<<<<

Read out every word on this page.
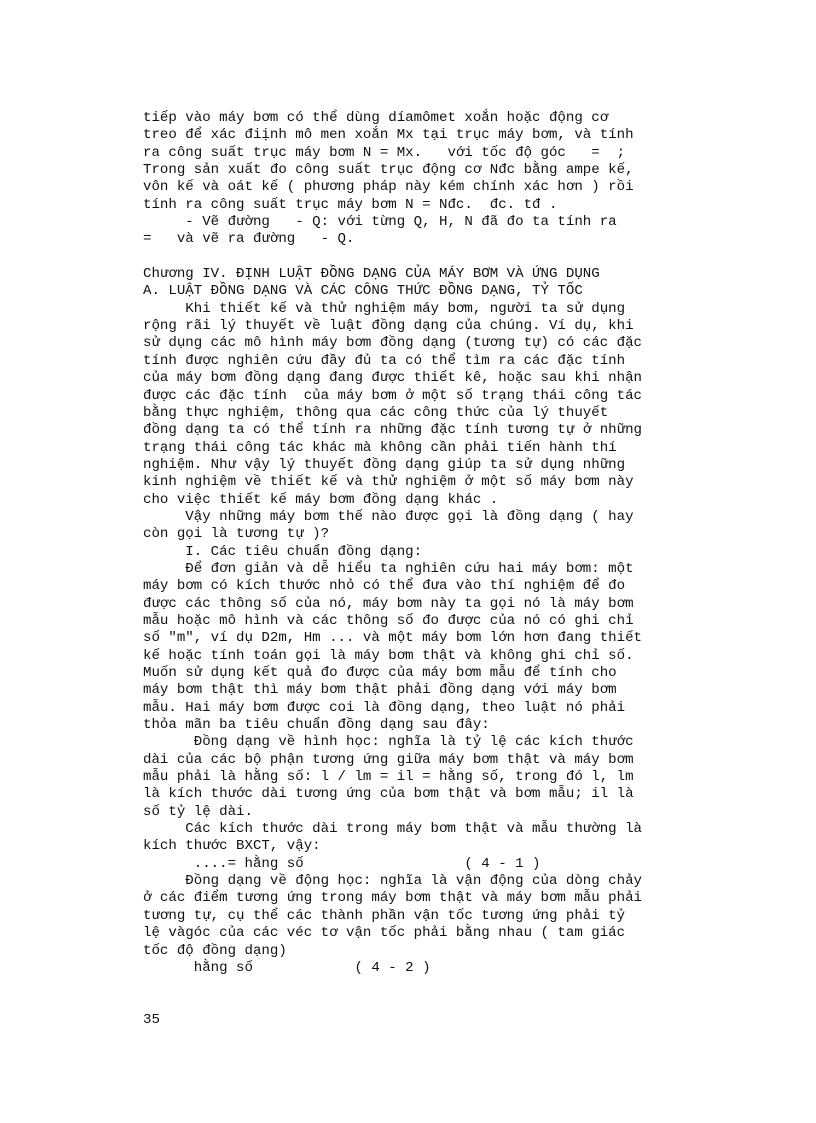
tiếp vào máy bơm có thể dùng díamômet xoắn hoặc động cơ
treo để xác điịnh mô men xoắn Mx tại trục máy bơm, và tính
ra công suất trục máy bơm N = Mx.   với tốc độ góc   =  ;
Trong sản xuất đo công suất trục động cơ Nđc bằng ampe kế,
vôn kế và oát kế ( phương pháp này kém chính xác hơn ) rồi
tính ra công suất trục máy bơm N = Nđc.  đc. tđ .
- Vẽ đường   - Q: với từng Q, H, N đã đo ta tính ra
=   và vẽ ra đường   - Q.
Chương IV. ĐỊNH LUẬT ĐỒNG DẠNG CỦA MÁY BƠM VÀ ỨNG DỤNG
A. LUẬT ĐỒNG DẠNG VÀ CÁC CÔNG THỨC ĐỒNG DẠNG, TỶ TỐC
Khi thiết kế và thử nghiệm máy bơm, người ta sử dụng
rộng rãi lý thuyết về luật đồng dạng của chúng. Ví dụ, khi
sử dụng các mô hình máy bơm đồng dạng (tương tự) có các đặc
tính được nghiên cứu đầy đủ ta có thể tìm ra các đặc tính
của máy bơm đồng dạng đang được thiết kê, hoặc sau khi nhận
được các đặc tính  của máy bơm ở một số trạng thái công tác
bằng thực nghiệm, thông qua các công thức của lý thuyết
đồng dạng ta có thể tính ra những đặc tính tương tự ở những
trạng thái công tác khác mà không cần phải tiến hành thí
nghiệm. Như vậy lý thuyết đồng dạng giúp ta sử dụng những
kinh nghiệm về thiết kế và thử nghiệm ở một số máy bơm này
cho việc thiết kế máy bơm đồng dạng khác .
Vậy những máy bơm thế nào được gọi là đồng dạng ( hay
còn gọi là tương tự )?
I. Các tiêu chuẩn đồng dạng:
Để đơn giản và dễ hiểu ta nghiên cứu hai máy bơm: một
máy bơm có kích thước nhỏ có thể đưa vào thí nghiệm để đo
được các thông số của nó, máy bơm này ta gọi nó là máy bơm
mẫu hoặc mô hình và các thông số đo được của nó có ghi chỉ
số "m", ví dụ D2m, Hm ... và một máy bơm lớn hơn đang thiết
kế hoặc tính toán gọi là máy bơm thật và không ghi chỉ số.
Muốn sử dụng kết quả đo được của máy bơm mẫu để tính cho
máy bơm thật thì máy bơm thật phải đồng dạng với máy bơm
mẫu. Hai máy bơm được coi là đồng dạng, theo luật nó phải
thỏa mãn ba tiêu chuẩn đồng dạng sau đây:
Đồng dạng về hình học: nghĩa là tỷ lệ các kích thước
dài của các bộ phận tương ứng giữa máy bơm thật và máy bơm
mẫu phải là hằng số: l / lm = il = hằng số, trong đó l, lm
là kích thước dài tương ứng của bơm thật và bơm mẫu; il là
số tỷ lệ dài.
Các kích thước dài trong máy bơm thật và mẫu thường là
kích thước BXCT, vậy:
....= hằng số                   ( 4 - 1 )
Đồng dạng về động học: nghĩa là vận động của dòng chảy
ở các điểm tương ứng trong máy bơm thật và máy bơm mẫu phải
tương tự, cụ thể các thành phần vận tốc tương ứng phải tỷ
lệ vàgóc của các véc tơ vận tốc phải bằng nhau ( tam giác
tốc độ đồng dạng)
hằng số            ( 4 - 2 )
35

>>>>

### Stated goal
Every entry above needs to be retyped exactly; drop the pictures.

### Result for this task
Read out every word on this page.
tiếp vào máy bơm có thể dùng díamômet xoắn hoặc động cơ
treo để xác điịnh mô men xoắn Mx tại trục máy bơm, và tính
ra công suất trục máy bơm N = Mx.   với tốc độ góc   =  ;
Trong sản xuất đo công suất trục động cơ Nđc bằng ampe kế,
vôn kế và oát kế ( phương pháp này kém chính xác hơn ) rồi
tính ra công suất trục máy bơm N = Nđc.  đc. tđ .
- Vẽ đường   - Q: với từng Q, H, N đã đo ta tính ra
=   và vẽ ra đường   - Q.
Chương IV. ĐỊNH LUẬT ĐỒNG DẠNG CỦA MÁY BƠM VÀ ỨNG DỤNG
A. LUẬT ĐỒNG DẠNG VÀ CÁC CÔNG THỨC ĐỒNG DẠNG, TỶ TỐC
Khi thiết kế và thử nghiệm máy bơm, người ta sử dụng
rộng rãi lý thuyết về luật đồng dạng của chúng. Ví dụ, khi
sử dụng các mô hình máy bơm đồng dạng (tương tự) có các đặc
tính được nghiên cứu đầy đủ ta có thể tìm ra các đặc tính
của máy bơm đồng dạng đang được thiết kê, hoặc sau khi nhận
được các đặc tính  của máy bơm ở một số trạng thái công tác
bằng thực nghiệm, thông qua các công thức của lý thuyết
đồng dạng ta có thể tính ra những đặc tính tương tự ở những
trạng thái công tác khác mà không cần phải tiến hành thí
nghiệm. Như vậy lý thuyết đồng dạng giúp ta sử dụng những
kinh nghiệm về thiết kế và thử nghiệm ở một số máy bơm này
cho việc thiết kế máy bơm đồng dạng khác .
Vậy những máy bơm thế nào được gọi là đồng dạng ( hay
còn gọi là tương tự )?
I. Các tiêu chuẩn đồng dạng:
Để đơn giản và dễ hiểu ta nghiên cứu hai máy bơm: một
máy bơm có kích thước nhỏ có thể đưa vào thí nghiệm để đo
được các thông số của nó, máy bơm này ta gọi nó là máy bơm
mẫu hoặc mô hình và các thông số đo được của nó có ghi chỉ
số "m", ví dụ D2m, Hm ... và một máy bơm lớn hơn đang thiết
kế hoặc tính toán gọi là máy bơm thật và không ghi chỉ số.
Muốn sử dụng kết quả đo được của máy bơm mẫu để tính cho
máy bơm thật thì máy bơm thật phải đồng dạng với máy bơm
mẫu. Hai máy bơm được coi là đồng dạng, theo luật nó phải
thỏa mãn ba tiêu chuẩn đồng dạng sau đây:
Đồng dạng về hình học: nghĩa là tỷ lệ các kích thước
dài của các bộ phận tương ứng giữa máy bơm thật và máy bơm
mẫu phải là hằng số: l / lm = il = hằng số, trong đó l, lm
là kích thước dài tương ứng của bơm thật và bơm mẫu; il là
số tỷ lệ dài.
Các kích thước dài trong máy bơm thật và mẫu thường là
kích thước BXCT, vậy:
....= hằng số                   ( 4 - 1 )
Đồng dạng về động học: nghĩa là vận động của dòng chảy
ở các điểm tương ứng trong máy bơm thật và máy bơm mẫu phải
tương tự, cụ thể các thành phần vận tốc tương ứng phải tỷ
lệ vàgóc của các véc tơ vận tốc phải bằng nhau ( tam giác
tốc độ đồng dạng)
hằng số            ( 4 - 2 )
35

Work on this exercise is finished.